● DATASET CONTENT
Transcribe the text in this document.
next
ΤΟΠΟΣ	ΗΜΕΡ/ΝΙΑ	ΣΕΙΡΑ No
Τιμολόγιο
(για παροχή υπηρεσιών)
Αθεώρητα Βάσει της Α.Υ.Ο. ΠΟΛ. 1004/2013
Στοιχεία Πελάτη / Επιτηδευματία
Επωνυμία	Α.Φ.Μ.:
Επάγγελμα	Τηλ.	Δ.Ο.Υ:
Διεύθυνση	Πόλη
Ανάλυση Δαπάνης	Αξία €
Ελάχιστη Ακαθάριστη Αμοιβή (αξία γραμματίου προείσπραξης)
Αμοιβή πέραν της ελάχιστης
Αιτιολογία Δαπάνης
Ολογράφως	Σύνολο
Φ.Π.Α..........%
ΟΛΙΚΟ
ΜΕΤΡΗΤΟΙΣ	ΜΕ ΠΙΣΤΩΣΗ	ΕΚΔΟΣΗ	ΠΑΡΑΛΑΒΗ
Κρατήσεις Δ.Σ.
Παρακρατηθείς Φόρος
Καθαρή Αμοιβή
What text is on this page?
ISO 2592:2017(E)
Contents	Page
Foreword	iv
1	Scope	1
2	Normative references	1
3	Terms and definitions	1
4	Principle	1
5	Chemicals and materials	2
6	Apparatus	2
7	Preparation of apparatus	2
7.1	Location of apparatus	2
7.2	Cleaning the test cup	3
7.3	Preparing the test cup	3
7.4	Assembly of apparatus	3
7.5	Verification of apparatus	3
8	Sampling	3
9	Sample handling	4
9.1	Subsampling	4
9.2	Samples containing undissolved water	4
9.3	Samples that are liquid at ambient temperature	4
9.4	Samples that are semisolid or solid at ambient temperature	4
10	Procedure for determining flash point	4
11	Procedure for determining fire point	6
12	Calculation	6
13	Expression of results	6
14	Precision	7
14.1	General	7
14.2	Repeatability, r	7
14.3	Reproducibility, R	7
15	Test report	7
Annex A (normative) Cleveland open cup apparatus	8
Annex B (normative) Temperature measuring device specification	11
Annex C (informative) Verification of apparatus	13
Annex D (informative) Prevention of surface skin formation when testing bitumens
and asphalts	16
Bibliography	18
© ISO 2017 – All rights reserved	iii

● TASK DESCRIPTION
Print the records once more, exactly as they were given.

● CORRECT ANSWER
Transcribe the text in this document.
next
ΤΟΠΟΣ	ΗΜΕΡ/ΝΙΑ	ΣΕΙΡΑ No
Τιμολόγιο
(για παροχή υπηρεσιών)
Αθεώρητα Βάσει της Α.Υ.Ο. ΠΟΛ. 1004/2013
Στοιχεία Πελάτη / Επιτηδευματία
Επωνυμία	Α.Φ.Μ.:
Επάγγελμα	Τηλ.	Δ.Ο.Υ:
Διεύθυνση	Πόλη
Ανάλυση Δαπάνης	Αξία €
Ελάχιστη Ακαθάριστη Αμοιβή (αξία γραμματίου προείσπραξης)
Αμοιβή πέραν της ελάχιστης
Αιτιολογία Δαπάνης
Ολογράφως	Σύνολο
Φ.Π.Α..........%
ΟΛΙΚΟ
ΜΕΤΡΗΤΟΙΣ	ΜΕ ΠΙΣΤΩΣΗ	ΕΚΔΟΣΗ	ΠΑΡΑΛΑΒΗ
Κρατήσεις Δ.Σ.
Παρακρατηθείς Φόρος
Καθαρή Αμοιβή
What text is on this page?
ISO 2592:2017(E)
Contents	Page
Foreword	iv
1	Scope	1
2	Normative references	1
3	Terms and definitions	1
4	Principle	1
5	Chemicals and materials	2
6	Apparatus	2
7	Preparation of apparatus	2
7.1	Location of apparatus	2
7.2	Cleaning the test cup	3
7.3	Preparing the test cup	3
7.4	Assembly of apparatus	3
7.5	Verification of apparatus	3
8	Sampling	3
9	Sample handling	4
9.1	Subsampling	4
9.2	Samples containing undissolved water	4
9.3	Samples that are liquid at ambient temperature	4
9.4	Samples that are semisolid or solid at ambient temperature	4
10	Procedure for determining flash point	4
11	Procedure for determining fire point	6
12	Calculation	6
13	Expression of results	6
14	Precision	7
14.1	General	7
14.2	Repeatability, r	7
14.3	Reproducibility, R	7
15	Test report	7
Annex A (normative) Cleveland open cup apparatus	8
Annex B (normative) Temperature measuring device specification	11
Annex C (informative) Verification of apparatus	13
Annex D (informative) Prevention of surface skin formation when testing bitumens
and asphalts	16
Bibliography	18
© ISO 2017 – All rights reserved	iii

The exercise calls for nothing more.